What needs to be done — Write out the whole listing, matching it exactly.

....

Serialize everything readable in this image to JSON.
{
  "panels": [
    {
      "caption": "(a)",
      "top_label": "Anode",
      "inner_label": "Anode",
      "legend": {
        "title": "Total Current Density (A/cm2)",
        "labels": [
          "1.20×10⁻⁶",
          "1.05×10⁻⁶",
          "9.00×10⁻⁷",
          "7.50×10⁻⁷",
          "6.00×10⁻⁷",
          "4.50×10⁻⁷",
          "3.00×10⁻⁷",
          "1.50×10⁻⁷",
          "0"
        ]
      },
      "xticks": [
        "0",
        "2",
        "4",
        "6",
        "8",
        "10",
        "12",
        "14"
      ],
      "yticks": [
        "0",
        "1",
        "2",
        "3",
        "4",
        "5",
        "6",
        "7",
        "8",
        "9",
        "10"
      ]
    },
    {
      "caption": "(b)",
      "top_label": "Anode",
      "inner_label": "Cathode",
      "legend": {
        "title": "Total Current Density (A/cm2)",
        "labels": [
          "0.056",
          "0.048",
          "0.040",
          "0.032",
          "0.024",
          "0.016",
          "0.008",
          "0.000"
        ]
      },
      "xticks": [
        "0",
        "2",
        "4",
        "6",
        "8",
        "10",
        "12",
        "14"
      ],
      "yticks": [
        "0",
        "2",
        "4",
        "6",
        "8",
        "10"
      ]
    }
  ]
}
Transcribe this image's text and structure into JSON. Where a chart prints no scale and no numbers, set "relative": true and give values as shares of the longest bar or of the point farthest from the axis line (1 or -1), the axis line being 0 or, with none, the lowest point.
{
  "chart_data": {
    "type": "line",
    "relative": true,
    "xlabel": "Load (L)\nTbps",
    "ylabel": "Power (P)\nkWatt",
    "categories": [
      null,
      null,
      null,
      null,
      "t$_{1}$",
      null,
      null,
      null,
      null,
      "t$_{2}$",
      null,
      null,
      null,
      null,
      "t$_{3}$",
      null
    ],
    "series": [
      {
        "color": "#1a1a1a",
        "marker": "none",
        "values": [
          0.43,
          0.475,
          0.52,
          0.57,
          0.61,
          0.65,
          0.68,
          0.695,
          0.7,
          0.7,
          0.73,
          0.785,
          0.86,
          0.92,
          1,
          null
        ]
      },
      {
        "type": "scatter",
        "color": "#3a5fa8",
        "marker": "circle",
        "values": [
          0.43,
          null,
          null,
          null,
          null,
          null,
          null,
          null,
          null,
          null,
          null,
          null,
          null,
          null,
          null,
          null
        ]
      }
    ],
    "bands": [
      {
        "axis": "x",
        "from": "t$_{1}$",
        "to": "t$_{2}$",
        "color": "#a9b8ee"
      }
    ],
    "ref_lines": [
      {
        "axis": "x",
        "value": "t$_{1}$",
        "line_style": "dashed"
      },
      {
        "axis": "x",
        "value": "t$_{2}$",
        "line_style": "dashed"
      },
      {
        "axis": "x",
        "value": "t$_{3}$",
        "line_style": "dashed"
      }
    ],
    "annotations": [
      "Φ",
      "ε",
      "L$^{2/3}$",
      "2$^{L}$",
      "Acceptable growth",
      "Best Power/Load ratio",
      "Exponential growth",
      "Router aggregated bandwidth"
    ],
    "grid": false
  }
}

....

Task output —
Serialize everything readable in this image to JSON.
{
  "panels": [
    {
      "caption": "(a)",
      "top_label": "Anode",
      "inner_label": "Anode",
      "legend": {
        "title": "Total Current Density (A/cm2)",
        "labels": [
          "1.20×10⁻⁶",
          "1.05×10⁻⁶",
          "9.00×10⁻⁷",
          "7.50×10⁻⁷",
          "6.00×10⁻⁷",
          "4.50×10⁻⁷",
          "3.00×10⁻⁷",
          "1.50×10⁻⁷",
          "0"
        ]
      },
      "xticks": [
        "0",
        "2",
        "4",
        "6",
        "8",
        "10",
        "12",
        "14"
      ],
      "yticks": [
        "0",
        "1",
        "2",
        "3",
        "4",
        "5",
        "6",
        "7",
        "8",
        "9",
        "10"
      ]
    },
    {
      "caption": "(b)",
      "top_label": "Anode",
      "inner_label": "Cathode",
      "legend": {
        "title": "Total Current Density (A/cm2)",
        "labels": [
          "0.056",
          "0.048",
          "0.040",
          "0.032",
          "0.024",
          "0.016",
          "0.008",
          "0.000"
        ]
      },
      "xticks": [
        "0",
        "2",
        "4",
        "6",
        "8",
        "10",
        "12",
        "14"
      ],
      "yticks": [
        "0",
        "2",
        "4",
        "6",
        "8",
        "10"
      ]
    }
  ]
}
Transcribe this image's text and structure into JSON. Where a chart prints no scale and no numbers, set "relative": true and give values as shares of the longest bar or of the point farthest from the axis line (1 or -1), the axis line being 0 or, with none, the lowest point.
{
  "chart_data": {
    "type": "line",
    "relative": true,
    "xlabel": "Load (L)\nTbps",
    "ylabel": "Power (P)\nkWatt",
    "categories": [
      null,
      null,
      null,
      null,
      "t$_{1}$",
      null,
      null,
      null,
      null,
      "t$_{2}$",
      null,
      null,
      null,
      null,
      "t$_{3}$",
      null
    ],
    "series": [
      {
        "color": "#1a1a1a",
        "marker": "none",
        "values": [
          0.43,
          0.475,
          0.52,
          0.57,
          0.61,
          0.65,
          0.68,
          0.695,
          0.7,
          0.7,
          0.73,
          0.785,
          0.86,
          0.92,
          1,
          null
        ]
      },
      {
        "type": "scatter",
        "color": "#3a5fa8",
        "marker": "circle",
        "values": [
          0.43,
          null,
          null,
          null,
          null,
          null,
          null,
          null,
          null,
          null,
          null,
          null,
          null,
          null,
          null,
          null
        ]
      }
    ],
    "bands": [
      {
        "axis": "x",
        "from": "t$_{1}$",
        "to": "t$_{2}$",
        "color": "#a9b8ee"
      }
    ],
    "ref_lines": [
      {
        "axis": "x",
        "value": "t$_{1}$",
        "line_style": "dashed"
      },
      {
        "axis": "x",
        "value": "t$_{2}$",
        "line_style": "dashed"
      },
      {
        "axis": "x",
        "value": "t$_{3}$",
        "line_style": "dashed"
      }
    ],
    "annotations": [
      "Φ",
      "ε",
      "L$^{2/3}$",
      "2$^{L}$",
      "Acceptable growth",
      "Best Power/Load ratio",
      "Exponential growth",
      "Router aggregated bandwidth"
    ],
    "grid": false
  }
}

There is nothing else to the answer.